## Trecho
José Renato Nalini
Que país o nosso! Os trinta e três milhões de famintos não incomodam o cenário dos horrores que é Brasília. Assim como os milhões de desprovidos de saúde, educação e moradia. Ou as milhões de árvores queimadas, exterminadas e substituídas por desertos. O que teria acontecido com a alma nacional?
Em Minas Gerais, na cidade de Santa Luzia, Região Metropolitana de Belo Horizonte, o menino Miguel, de onze anos, ligou para a Polícia Militar, dizendo que em sua casa não havia nada para comer. Casa unifamiliar, gerida por Celia Arquimino Barros, que tem seis filhos pequenos.
A mãe está desempregada há cinco anos. Trabalhava como bombeiro civil e segurança em eventos. É dependente do Bolsa Família, ora rebatizada. O pedido de socorro do Miguel gerou resposta imediata. Os policiais levaram uma cesta básica e a repercussão do caso fez com que uma rede de solidariedade se formasse. Hoje parece que a família terá com que se alimentar durante alguns meses.
Esse é um caso apenas. Quantas outras tragédias não estão ocorrendo neste momento, sem que um telefonema para a Polícia Militar resolva uma situação de miserabilidade crônica?

## Material fornecido
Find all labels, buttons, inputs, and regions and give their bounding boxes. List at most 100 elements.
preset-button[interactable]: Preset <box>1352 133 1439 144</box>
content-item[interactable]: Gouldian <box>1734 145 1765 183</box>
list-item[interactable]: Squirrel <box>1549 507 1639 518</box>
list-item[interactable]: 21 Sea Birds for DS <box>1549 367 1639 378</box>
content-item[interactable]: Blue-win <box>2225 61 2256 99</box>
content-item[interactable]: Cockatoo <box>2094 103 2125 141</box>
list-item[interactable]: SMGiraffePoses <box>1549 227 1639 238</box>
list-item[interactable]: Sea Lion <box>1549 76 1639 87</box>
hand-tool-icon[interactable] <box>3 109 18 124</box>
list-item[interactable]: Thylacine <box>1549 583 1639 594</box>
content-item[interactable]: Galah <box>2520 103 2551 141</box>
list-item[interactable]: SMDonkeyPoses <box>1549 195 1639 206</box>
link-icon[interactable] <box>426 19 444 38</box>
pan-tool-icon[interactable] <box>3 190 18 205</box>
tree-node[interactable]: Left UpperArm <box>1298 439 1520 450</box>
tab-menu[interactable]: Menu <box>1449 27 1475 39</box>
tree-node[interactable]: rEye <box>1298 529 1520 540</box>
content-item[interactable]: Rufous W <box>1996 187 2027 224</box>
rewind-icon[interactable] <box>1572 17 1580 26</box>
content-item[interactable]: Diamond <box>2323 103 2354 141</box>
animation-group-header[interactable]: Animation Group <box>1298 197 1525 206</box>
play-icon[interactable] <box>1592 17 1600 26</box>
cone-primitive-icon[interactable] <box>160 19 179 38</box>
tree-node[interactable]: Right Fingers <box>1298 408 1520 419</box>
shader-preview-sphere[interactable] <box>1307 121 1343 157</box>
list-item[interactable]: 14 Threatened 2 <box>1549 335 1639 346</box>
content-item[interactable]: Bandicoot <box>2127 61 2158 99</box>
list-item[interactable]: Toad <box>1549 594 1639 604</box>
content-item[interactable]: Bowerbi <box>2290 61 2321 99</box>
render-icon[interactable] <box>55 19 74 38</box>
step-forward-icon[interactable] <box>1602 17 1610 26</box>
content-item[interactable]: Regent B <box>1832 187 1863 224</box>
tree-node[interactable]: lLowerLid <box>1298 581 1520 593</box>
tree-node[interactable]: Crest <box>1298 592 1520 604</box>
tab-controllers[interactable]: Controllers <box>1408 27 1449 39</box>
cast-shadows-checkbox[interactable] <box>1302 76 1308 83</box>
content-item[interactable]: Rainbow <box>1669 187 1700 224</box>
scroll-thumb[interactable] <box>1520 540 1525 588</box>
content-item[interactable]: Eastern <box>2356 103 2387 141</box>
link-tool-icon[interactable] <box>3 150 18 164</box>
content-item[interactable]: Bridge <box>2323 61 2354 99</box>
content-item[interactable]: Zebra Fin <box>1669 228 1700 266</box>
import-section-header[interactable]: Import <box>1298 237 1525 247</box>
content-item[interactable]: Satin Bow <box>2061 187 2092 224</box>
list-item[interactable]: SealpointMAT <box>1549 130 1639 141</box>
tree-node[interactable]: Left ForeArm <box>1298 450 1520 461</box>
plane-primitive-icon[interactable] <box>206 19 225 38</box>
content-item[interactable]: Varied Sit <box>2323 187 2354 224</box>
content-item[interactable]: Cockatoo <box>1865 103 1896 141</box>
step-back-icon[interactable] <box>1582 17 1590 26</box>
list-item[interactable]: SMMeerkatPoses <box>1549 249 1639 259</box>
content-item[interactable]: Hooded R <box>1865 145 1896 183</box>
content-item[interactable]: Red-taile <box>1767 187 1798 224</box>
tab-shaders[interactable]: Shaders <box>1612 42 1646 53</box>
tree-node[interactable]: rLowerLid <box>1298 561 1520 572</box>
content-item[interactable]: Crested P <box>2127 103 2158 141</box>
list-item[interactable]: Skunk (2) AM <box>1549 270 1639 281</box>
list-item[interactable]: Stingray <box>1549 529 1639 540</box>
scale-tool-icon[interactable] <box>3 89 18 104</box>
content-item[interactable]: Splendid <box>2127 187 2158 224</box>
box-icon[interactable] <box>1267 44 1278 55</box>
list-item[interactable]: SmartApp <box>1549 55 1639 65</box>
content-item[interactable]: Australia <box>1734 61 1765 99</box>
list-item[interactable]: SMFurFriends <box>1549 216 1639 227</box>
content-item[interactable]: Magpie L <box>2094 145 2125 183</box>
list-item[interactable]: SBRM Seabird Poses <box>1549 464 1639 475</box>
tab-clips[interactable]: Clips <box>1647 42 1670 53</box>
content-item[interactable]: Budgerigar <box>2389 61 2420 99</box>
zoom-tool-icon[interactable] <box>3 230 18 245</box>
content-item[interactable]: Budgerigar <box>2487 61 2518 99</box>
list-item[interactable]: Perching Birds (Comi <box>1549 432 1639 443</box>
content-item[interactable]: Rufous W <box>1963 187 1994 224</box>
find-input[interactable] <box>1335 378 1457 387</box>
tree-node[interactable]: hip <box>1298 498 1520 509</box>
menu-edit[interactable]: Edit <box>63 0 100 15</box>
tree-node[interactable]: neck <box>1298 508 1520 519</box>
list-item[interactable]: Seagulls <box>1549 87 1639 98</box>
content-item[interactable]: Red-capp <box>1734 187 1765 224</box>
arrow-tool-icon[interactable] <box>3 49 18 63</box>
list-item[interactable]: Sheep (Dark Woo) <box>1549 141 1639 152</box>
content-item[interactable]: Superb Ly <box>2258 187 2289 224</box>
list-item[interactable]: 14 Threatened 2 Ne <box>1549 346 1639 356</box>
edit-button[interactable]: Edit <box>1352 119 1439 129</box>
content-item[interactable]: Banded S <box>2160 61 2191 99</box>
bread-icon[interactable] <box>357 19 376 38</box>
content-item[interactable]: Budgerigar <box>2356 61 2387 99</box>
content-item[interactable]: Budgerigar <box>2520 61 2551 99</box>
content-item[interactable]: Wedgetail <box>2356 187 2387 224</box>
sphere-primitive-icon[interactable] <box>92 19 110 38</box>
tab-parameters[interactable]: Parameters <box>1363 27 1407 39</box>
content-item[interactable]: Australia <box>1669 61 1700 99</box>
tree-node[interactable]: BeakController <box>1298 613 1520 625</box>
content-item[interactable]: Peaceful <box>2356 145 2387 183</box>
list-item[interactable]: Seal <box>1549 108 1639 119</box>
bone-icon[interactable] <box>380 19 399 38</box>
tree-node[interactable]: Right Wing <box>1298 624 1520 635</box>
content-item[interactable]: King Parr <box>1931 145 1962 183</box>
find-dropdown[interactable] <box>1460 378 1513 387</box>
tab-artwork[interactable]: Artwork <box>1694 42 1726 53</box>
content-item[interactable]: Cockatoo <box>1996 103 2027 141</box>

## Tarefa
Extraia do trecho sobre a fome no Brasil, sem nenhuma alteração, a passagem entre "Em Minas Gerais, na" e "durante alguns meses.", inclusive.

## Resposta
Em Minas Gerais, na cidade de Santa Luzia, Região Metropolitana de Belo Horizonte, o menino Miguel, de onze anos, ligou para a Polícia Militar, dizendo que em sua casa não havia nada para comer. Casa unifamiliar, gerida por Celia Arquimino Barros, que tem seis filhos pequenos.
A mãe está desempregada há cinco anos. Trabalhava como bombeiro civil e segurança em eventos. É dependente do Bolsa Família, ora rebatizada. O pedido de socorro do Miguel gerou resposta imediata. Os policiais levaram uma cesta básica e a repercussão do caso fez com que uma rede de solidariedade se formasse. Hoje parece que a família terá com que se alimentar durante alguns meses.